**Exercise directions:**
State the number of lines in the material below that have "this" in them, without any other text.

Dataset entries:
• • • • •

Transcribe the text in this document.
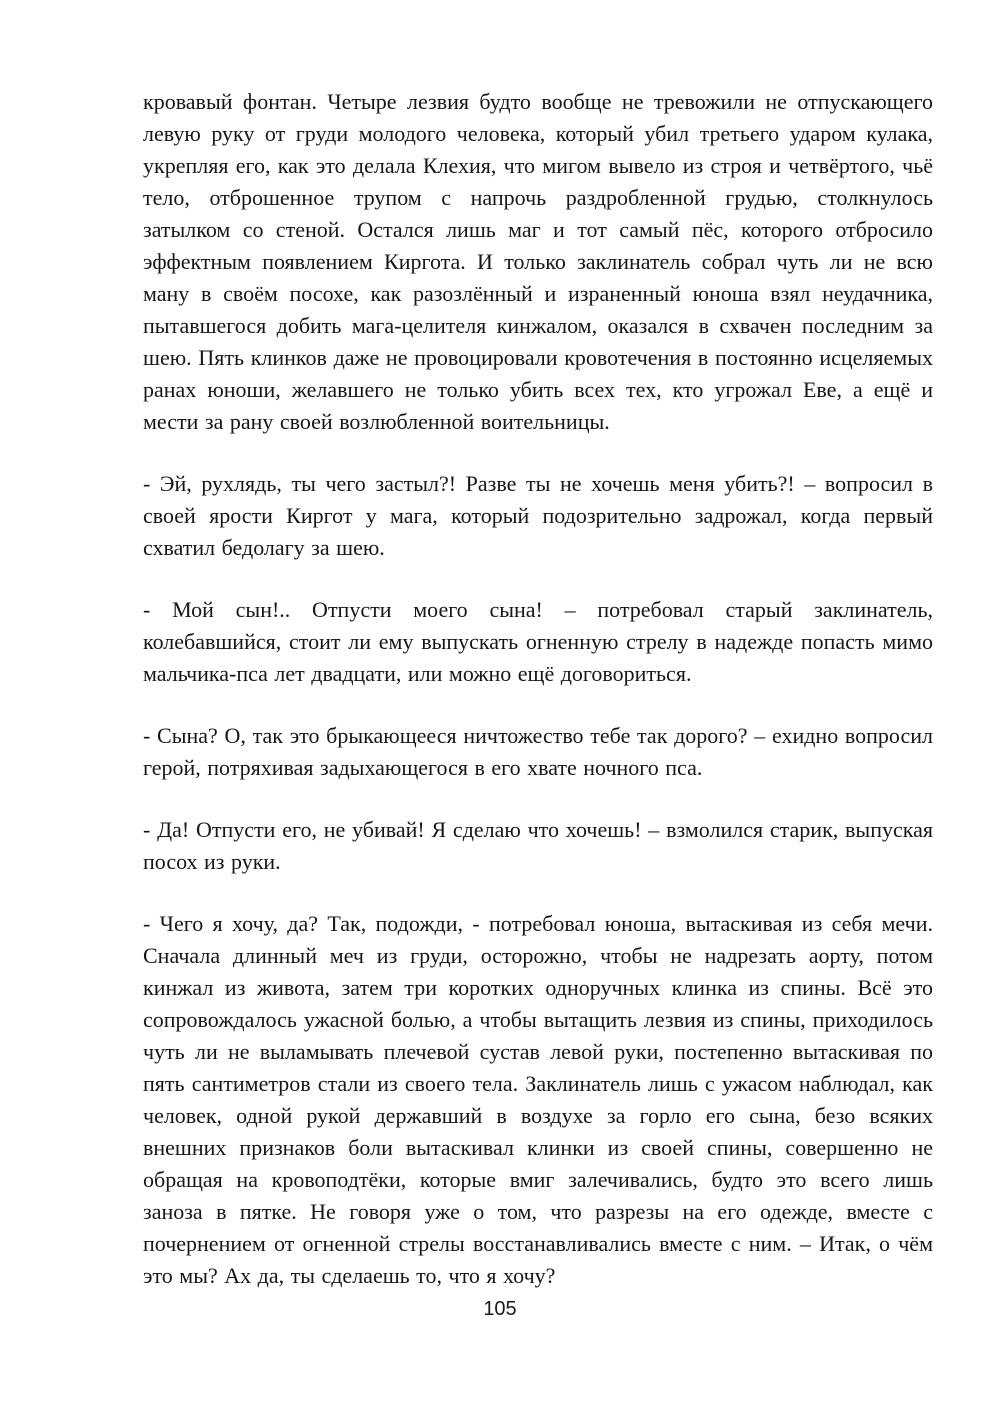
кровавый фонтан. Четыре лезвия будто вообще не тревожили не отпускающего левую руку от груди молодого человека, который убил третьего ударом кулака, укрепляя его, как это делала Клехия, что мигом вывело из строя и четвёртого, чьё тело, отброшенное трупом с напрочь раздробленной грудью, столкнулось затылком со стеной. Остался лишь маг и тот самый пёс, которого отбросило эффектным появлением Киргота. И только заклинатель собрал чуть ли не всю ману в своём посохе, как разозлённый и израненный юноша взял неудачника, пытавшегося добить мага-целителя кинжалом, оказался в схвачен последним за шею. Пять клинков даже не провоцировали кровотечения в постоянно исцеляемых ранах юноши, желавшего не только убить всех тех, кто угрожал Еве, а ещё и мести за рану своей возлюбленной воительницы.

- Эй, рухлядь, ты чего застыл?! Разве ты не хочешь меня убить?! – вопросил в своей ярости Киргот у мага, который подозрительно задрожал, когда первый схватил бедолагу за шею.

- Мой сын!.. Отпусти моего сына! – потребовал старый заклинатель, колебавшийся, стоит ли ему выпускать огненную стрелу в надежде попасть мимо мальчика-пса лет двадцати, или можно ещё договориться.

- Сына? О, так это брыкающееся ничтожество тебе так дорого? – ехидно вопросил герой, потряхивая задыхающегося в его хвате ночного пса.

- Да! Отпусти его, не убивай! Я сделаю что хочешь! – взмолился старик, выпуская посох из руки.

- Чего я хочу, да? Так, подожди, - потребовал юноша, вытаскивая из себя мечи. Сначала длинный меч из груди, осторожно, чтобы не надрезать аорту, потом кинжал из живота, затем три коротких одноручных клинка из спины. Всё это сопровождалось ужасной болью, а чтобы вытащить лезвия из спины, приходилось чуть ли не выламывать плечевой сустав левой руки, постепенно вытаскивая по пять сантиметров стали из своего тела. Заклинатель лишь с ужасом наблюдал, как человек, одной рукой державший в воздухе за горло его сына, безо всяких внешних признаков боли вытаскивал клинки из своей спины, совершенно не обращая на кровоподтёки, которые вмиг залечивались, будто это всего лишь заноза в пятке. Не говоря уже о том, что разрезы на его одежде, вместе с почернением от огненной стрелы восстанавливались вместе с ним. – Итак, о чём это мы? Ах да, ты сделаешь то, что я хочу?

105
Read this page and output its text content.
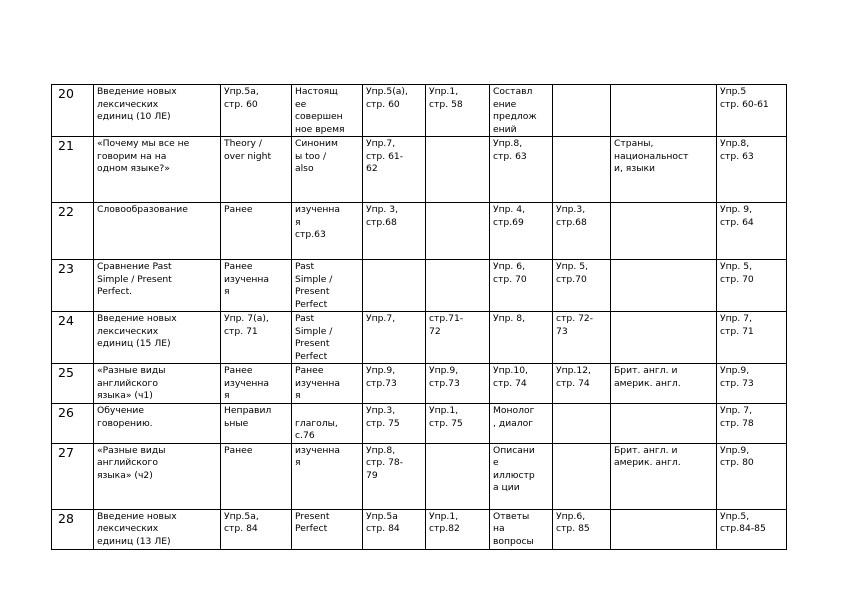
20	Введение новых
лексических
единиц (10 ЛЕ)	Упр.5а,
стр. 60	Настоящ
ее
совершен
ное время	Упр.5(а),
стр. 60	Упр.1,
стр. 58	Составл
ение
предлож
ений			Упр.5
стр. 60-61
21	«Почему мы все не
говорим на на
одном языке?»	Theory /
over night	Синоним
ы too /
also	Упр.7,
стр. 61-
62		Упр.8,
стр. 63		Страны,
национальност
и, языки	Упр.8,
стр. 63
22	Словообразование	Ранее	изученна
я
стр.63	Упр. 3,
стр.68		Упр. 4,
стр.69	Упр.3,
стр.68		Упр. 9,
стр. 64
23	Сравнение Past
Simple / Present
Perfect.	Ранее
изученна
я	Past
Simple /
Present
Perfect			Упр. 6,
стр. 70	Упр. 5,
стр.70		Упр. 5,
стр. 70
24	Введение новых
лексических
единиц (15 ЛЕ)	Упр. 7(а),
стр. 71	Past
Simple /
Present
Perfect	Упр.7,	стр.71-
72	Упр. 8,	стр. 72-
73		Упр. 7,
стр. 71
25	«Разные виды
английского
языка» (ч1)	Ранее
изученна
я	Ранее
изученна
я	Упр.9,
стр.73	Упр.9,
стр.73	Упр.10,
стр. 74	Упр.12,
стр. 74	Брит. англ. и
америк. англ.	Упр.9,
стр. 73
26	Обучение
говорению.	Неправил
ьные	
глаголы,
с.76	Упр.3,
стр. 75	Упр.1,
стр. 75	Монолог
, диалог			Упр. 7,
стр. 78
27	«Разные виды
английского
языка» (ч2)	Ранее	изученна
я	Упр.8,
стр. 78-
79		Описани
е
иллюстр
а ции		Брит. англ. и
америк. англ.	Упр.9,
стр. 80
28	Введение новых
лексических
единиц (13 ЛЕ)	Упр.5а,
стр. 84	Present
Perfect	Упр.5а
стр. 84	Упр.1,
стр.82	Ответы
на
вопросы	Упр.6,
стр. 85		Упр.5,
стр.84-85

• • • • •

**Response:**
2